* EXERCISE TASK *
Your copy of the material must match it exactly, except that pictures are dropped.
*** MATERIAL PROVIDED ***
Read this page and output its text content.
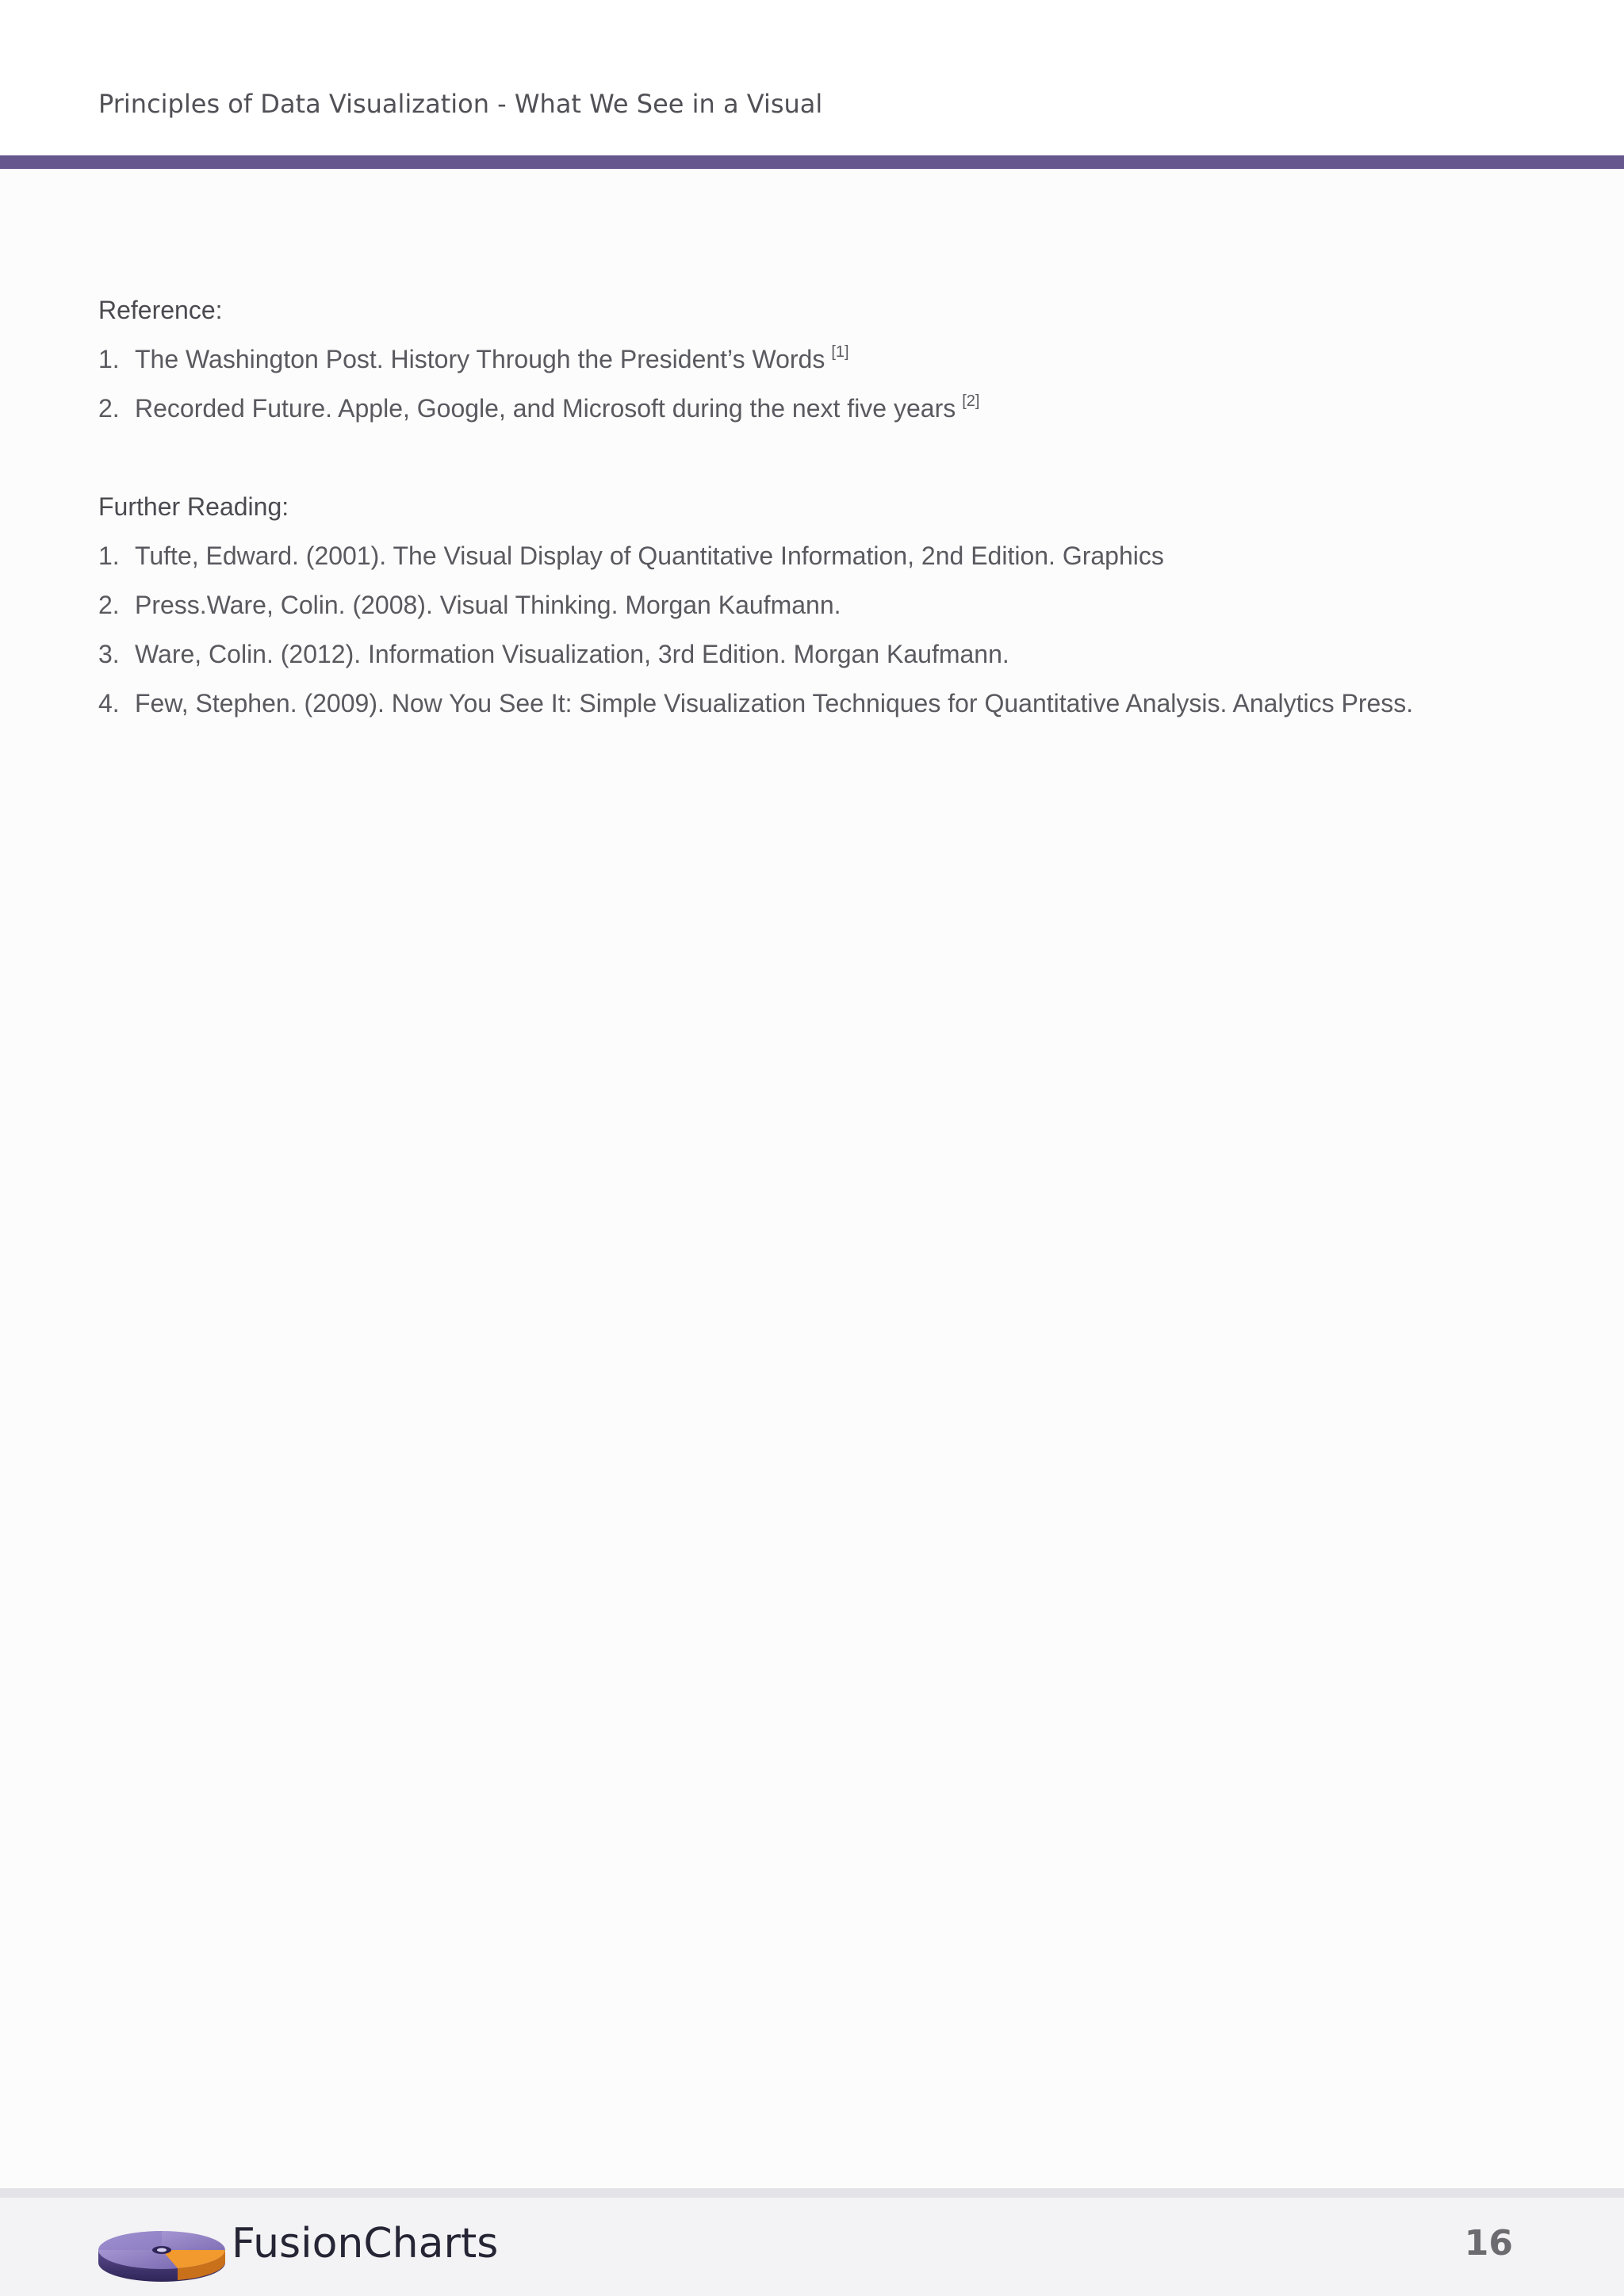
Principles of Data Visualization - What We See in a Visual
Reference:
1. The Washington Post. History Through the President’s Words [1]
2. Recorded Future. Apple, Google, and Microsoft during the next five years [2]
Further Reading:
1. Tufte, Edward. (2001). The Visual Display of Quantitative Information, 2nd Edition. Graphics
2. Press.Ware, Colin. (2008). Visual Thinking. Morgan Kaufmann.
3. Ware, Colin. (2012). Information Visualization, 3rd Edition. Morgan Kaufmann.
4. Few, Stephen. (2009). Now You See It: Simple Visualization Techniques for Quantitative Analysis. Analytics Press.
FusionCharts	16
***
* WORKED ANSWER *
Read this page and output its text content.
Principles of Data Visualization - What We See in a Visual
Reference:
1. The Washington Post. History Through the President’s Words [1]
2. Recorded Future. Apple, Google, and Microsoft during the next five years [2]
Further Reading:
1. Tufte, Edward. (2001). The Visual Display of Quantitative Information, 2nd Edition. Graphics
2. Press.Ware, Colin. (2008). Visual Thinking. Morgan Kaufmann.
3. Ware, Colin. (2012). Information Visualization, 3rd Edition. Morgan Kaufmann.
4. Few, Stephen. (2009). Now You See It: Simple Visualization Techniques for Quantitative Analysis. Analytics Press.
FusionCharts	16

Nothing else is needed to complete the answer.